- Work to be completed
Identify each line below containing the string "predictivo" and copy it.

** Begin Material for this task **

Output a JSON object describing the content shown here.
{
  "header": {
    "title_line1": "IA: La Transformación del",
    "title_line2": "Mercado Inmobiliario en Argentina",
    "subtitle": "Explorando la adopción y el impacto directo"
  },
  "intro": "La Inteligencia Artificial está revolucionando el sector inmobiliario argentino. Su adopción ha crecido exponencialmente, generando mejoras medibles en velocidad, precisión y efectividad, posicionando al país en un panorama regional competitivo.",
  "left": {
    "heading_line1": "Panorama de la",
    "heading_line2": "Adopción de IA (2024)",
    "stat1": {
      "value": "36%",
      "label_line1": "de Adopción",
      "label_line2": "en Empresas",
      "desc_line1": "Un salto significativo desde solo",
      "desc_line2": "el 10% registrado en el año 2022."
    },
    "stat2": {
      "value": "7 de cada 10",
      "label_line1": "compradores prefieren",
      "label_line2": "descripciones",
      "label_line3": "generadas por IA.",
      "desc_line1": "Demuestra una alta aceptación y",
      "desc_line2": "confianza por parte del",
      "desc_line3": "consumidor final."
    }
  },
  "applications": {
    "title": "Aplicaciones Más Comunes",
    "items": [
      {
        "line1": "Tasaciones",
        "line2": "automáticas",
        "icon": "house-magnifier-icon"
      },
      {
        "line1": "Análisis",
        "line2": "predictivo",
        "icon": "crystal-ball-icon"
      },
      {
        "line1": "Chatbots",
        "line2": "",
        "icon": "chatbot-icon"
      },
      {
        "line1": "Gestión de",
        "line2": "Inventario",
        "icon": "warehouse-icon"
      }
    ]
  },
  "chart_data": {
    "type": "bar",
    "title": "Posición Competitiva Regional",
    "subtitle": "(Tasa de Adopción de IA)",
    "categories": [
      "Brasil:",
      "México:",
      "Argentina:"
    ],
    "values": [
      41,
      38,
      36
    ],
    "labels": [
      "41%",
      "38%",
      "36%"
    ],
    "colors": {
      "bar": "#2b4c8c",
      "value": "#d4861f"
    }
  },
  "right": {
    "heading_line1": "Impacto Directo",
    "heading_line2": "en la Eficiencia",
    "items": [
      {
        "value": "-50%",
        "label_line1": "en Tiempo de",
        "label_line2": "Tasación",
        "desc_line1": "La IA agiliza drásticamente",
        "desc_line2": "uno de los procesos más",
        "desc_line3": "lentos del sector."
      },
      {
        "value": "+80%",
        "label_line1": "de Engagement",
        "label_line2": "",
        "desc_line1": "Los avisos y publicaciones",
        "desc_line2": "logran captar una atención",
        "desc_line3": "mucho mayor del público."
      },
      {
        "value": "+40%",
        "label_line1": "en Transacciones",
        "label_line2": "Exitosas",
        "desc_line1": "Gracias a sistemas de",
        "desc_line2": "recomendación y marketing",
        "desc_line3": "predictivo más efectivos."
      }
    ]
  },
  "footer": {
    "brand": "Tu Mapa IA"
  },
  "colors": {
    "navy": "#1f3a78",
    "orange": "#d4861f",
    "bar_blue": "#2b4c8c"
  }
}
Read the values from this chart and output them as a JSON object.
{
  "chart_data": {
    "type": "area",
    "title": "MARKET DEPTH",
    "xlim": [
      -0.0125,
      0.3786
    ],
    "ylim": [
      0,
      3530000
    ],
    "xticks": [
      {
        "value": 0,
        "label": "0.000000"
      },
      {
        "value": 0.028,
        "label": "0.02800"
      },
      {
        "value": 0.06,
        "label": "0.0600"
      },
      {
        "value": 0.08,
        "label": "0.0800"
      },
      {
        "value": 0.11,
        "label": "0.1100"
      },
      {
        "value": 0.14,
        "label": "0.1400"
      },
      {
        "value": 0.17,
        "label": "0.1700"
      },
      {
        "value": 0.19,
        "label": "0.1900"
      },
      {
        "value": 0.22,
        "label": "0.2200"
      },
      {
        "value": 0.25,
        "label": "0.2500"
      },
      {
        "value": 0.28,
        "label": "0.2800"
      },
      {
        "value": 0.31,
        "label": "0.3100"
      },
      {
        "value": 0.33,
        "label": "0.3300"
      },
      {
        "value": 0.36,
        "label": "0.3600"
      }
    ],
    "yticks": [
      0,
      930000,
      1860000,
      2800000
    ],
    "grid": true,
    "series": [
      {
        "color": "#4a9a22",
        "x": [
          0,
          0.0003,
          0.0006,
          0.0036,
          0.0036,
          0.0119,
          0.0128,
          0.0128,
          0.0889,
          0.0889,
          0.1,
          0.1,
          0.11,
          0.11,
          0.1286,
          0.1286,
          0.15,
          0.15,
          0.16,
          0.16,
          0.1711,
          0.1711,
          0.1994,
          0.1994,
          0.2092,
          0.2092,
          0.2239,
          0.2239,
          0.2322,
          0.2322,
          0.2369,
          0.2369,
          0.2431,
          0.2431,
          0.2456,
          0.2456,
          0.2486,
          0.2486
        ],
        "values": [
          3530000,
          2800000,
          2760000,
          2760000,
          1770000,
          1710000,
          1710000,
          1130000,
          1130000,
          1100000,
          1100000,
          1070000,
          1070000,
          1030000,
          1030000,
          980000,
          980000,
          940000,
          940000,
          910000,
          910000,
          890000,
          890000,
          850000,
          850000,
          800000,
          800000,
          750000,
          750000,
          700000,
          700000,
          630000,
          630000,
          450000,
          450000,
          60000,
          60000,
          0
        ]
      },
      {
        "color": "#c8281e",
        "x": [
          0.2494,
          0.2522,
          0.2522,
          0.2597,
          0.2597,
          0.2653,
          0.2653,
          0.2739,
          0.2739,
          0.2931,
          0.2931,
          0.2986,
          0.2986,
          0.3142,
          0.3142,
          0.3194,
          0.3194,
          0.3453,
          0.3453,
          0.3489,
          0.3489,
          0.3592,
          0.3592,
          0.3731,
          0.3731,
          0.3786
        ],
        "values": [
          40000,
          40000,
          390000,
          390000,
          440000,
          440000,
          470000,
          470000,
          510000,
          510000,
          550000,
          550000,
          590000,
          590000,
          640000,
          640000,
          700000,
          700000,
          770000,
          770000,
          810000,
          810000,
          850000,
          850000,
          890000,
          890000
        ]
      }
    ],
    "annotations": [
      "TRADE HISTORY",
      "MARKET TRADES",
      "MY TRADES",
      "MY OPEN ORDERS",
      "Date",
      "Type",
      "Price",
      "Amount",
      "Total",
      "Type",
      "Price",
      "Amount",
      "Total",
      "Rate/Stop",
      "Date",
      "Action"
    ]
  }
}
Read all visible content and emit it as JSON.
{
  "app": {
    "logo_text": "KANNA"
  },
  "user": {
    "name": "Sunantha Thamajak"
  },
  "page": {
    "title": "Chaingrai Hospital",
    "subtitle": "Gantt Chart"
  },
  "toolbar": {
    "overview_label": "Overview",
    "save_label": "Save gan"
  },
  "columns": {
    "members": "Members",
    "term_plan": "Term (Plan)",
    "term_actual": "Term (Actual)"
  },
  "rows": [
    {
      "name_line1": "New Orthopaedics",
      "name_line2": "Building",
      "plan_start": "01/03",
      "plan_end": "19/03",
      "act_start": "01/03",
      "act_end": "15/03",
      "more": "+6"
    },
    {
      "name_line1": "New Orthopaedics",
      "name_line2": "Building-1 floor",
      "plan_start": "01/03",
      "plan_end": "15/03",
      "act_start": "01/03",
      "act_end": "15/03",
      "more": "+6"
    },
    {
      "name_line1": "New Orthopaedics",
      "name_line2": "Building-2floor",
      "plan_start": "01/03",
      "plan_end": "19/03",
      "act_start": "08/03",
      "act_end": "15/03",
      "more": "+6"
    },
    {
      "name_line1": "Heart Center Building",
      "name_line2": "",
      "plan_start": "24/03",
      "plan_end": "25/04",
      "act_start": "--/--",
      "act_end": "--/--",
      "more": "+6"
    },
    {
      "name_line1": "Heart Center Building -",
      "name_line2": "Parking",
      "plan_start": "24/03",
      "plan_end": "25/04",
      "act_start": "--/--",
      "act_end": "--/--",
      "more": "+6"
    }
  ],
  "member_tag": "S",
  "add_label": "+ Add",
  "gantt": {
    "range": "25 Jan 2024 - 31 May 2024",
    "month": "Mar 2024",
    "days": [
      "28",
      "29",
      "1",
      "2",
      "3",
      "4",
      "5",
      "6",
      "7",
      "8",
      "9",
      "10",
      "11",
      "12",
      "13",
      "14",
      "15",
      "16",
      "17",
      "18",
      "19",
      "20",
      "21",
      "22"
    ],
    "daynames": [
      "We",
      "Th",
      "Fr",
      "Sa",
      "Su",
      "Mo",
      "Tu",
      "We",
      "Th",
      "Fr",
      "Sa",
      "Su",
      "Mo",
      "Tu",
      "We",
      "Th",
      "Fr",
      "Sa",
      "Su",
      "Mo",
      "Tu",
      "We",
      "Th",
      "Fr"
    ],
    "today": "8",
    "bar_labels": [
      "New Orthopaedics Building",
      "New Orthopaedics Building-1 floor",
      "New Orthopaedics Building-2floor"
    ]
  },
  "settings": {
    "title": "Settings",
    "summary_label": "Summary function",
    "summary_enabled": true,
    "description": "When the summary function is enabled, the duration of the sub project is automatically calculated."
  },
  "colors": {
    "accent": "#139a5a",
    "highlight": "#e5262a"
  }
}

** End Material for this task **

- Task response
        "line2": "predictivo",
        "desc_line3": "predictivo más efectivos."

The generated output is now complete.